▶ Work instructions: Write the data out again, exactly as given.

▼

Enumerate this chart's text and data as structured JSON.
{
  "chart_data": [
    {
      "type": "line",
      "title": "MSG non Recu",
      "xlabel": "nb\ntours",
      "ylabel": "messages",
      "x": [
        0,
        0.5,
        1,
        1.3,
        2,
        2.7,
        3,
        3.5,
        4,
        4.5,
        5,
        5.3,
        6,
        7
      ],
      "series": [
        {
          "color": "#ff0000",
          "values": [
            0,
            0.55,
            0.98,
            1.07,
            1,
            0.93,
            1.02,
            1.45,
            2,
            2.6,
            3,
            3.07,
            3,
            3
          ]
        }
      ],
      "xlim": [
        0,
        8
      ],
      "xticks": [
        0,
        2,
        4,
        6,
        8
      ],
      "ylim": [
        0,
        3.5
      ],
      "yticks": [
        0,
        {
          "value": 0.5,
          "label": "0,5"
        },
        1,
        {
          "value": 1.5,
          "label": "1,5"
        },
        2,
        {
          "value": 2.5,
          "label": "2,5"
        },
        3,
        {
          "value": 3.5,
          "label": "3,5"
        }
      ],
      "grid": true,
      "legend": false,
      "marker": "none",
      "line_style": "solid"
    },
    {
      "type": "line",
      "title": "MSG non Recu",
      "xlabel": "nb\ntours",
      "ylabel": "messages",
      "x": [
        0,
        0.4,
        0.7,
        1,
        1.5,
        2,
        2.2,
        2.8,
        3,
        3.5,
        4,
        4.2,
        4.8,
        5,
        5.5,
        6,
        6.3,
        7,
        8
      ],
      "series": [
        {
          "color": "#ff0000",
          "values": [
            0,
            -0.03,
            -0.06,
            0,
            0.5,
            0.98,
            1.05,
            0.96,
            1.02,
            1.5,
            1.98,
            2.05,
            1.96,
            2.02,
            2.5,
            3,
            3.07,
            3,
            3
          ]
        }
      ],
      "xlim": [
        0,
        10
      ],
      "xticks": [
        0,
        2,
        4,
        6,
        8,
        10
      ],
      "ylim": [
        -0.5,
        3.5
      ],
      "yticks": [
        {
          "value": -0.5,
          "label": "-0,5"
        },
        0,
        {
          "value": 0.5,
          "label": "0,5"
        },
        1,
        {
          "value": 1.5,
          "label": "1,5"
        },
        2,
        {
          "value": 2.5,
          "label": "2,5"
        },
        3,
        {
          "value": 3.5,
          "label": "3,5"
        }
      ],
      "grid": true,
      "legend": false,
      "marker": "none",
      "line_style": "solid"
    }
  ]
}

▲

▶ Expected answer:
Enumerate this chart's text and data as structured JSON.
{
  "chart_data": [
    {
      "type": "line",
      "title": "MSG non Recu",
      "xlabel": "nb\ntours",
      "ylabel": "messages",
      "x": [
        0,
        0.5,
        1,
        1.3,
        2,
        2.7,
        3,
        3.5,
        4,
        4.5,
        5,
        5.3,
        6,
        7
      ],
      "series": [
        {
          "color": "#ff0000",
          "values": [
            0,
            0.55,
            0.98,
            1.07,
            1,
            0.93,
            1.02,
            1.45,
            2,
            2.6,
            3,
            3.07,
            3,
            3
          ]
        }
      ],
      "xlim": [
        0,
        8
      ],
      "xticks": [
        0,
        2,
        4,
        6,
        8
      ],
      "ylim": [
        0,
        3.5
      ],
      "yticks": [
        0,
        {
          "value": 0.5,
          "label": "0,5"
        },
        1,
        {
          "value": 1.5,
          "label": "1,5"
        },
        2,
        {
          "value": 2.5,
          "label": "2,5"
        },
        3,
        {
          "value": 3.5,
          "label": "3,5"
        }
      ],
      "grid": true,
      "legend": false,
      "marker": "none",
      "line_style": "solid"
    },
    {
      "type": "line",
      "title": "MSG non Recu",
      "xlabel": "nb\ntours",
      "ylabel": "messages",
      "x": [
        0,
        0.4,
        0.7,
        1,
        1.5,
        2,
        2.2,
        2.8,
        3,
        3.5,
        4,
        4.2,
        4.8,
        5,
        5.5,
        6,
        6.3,
        7,
        8
      ],
      "series": [
        {
          "color": "#ff0000",
          "values": [
            0,
            -0.03,
            -0.06,
            0,
            0.5,
            0.98,
            1.05,
            0.96,
            1.02,
            1.5,
            1.98,
            2.05,
            1.96,
            2.02,
            2.5,
            3,
            3.07,
            3,
            3
          ]
        }
      ],
      "xlim": [
        0,
        10
      ],
      "xticks": [
        0,
        2,
        4,
        6,
        8,
        10
      ],
      "ylim": [
        -0.5,
        3.5
      ],
      "yticks": [
        {
          "value": -0.5,
          "label": "-0,5"
        },
        0,
        {
          "value": 0.5,
          "label": "0,5"
        },
        1,
        {
          "value": 1.5,
          "label": "1,5"
        },
        2,
        {
          "value": 2.5,
          "label": "2,5"
        },
        3,
        {
          "value": 3.5,
          "label": "3,5"
        }
      ],
      "grid": true,
      "legend": false,
      "marker": "none",
      "line_style": "solid"
    }
  ]
}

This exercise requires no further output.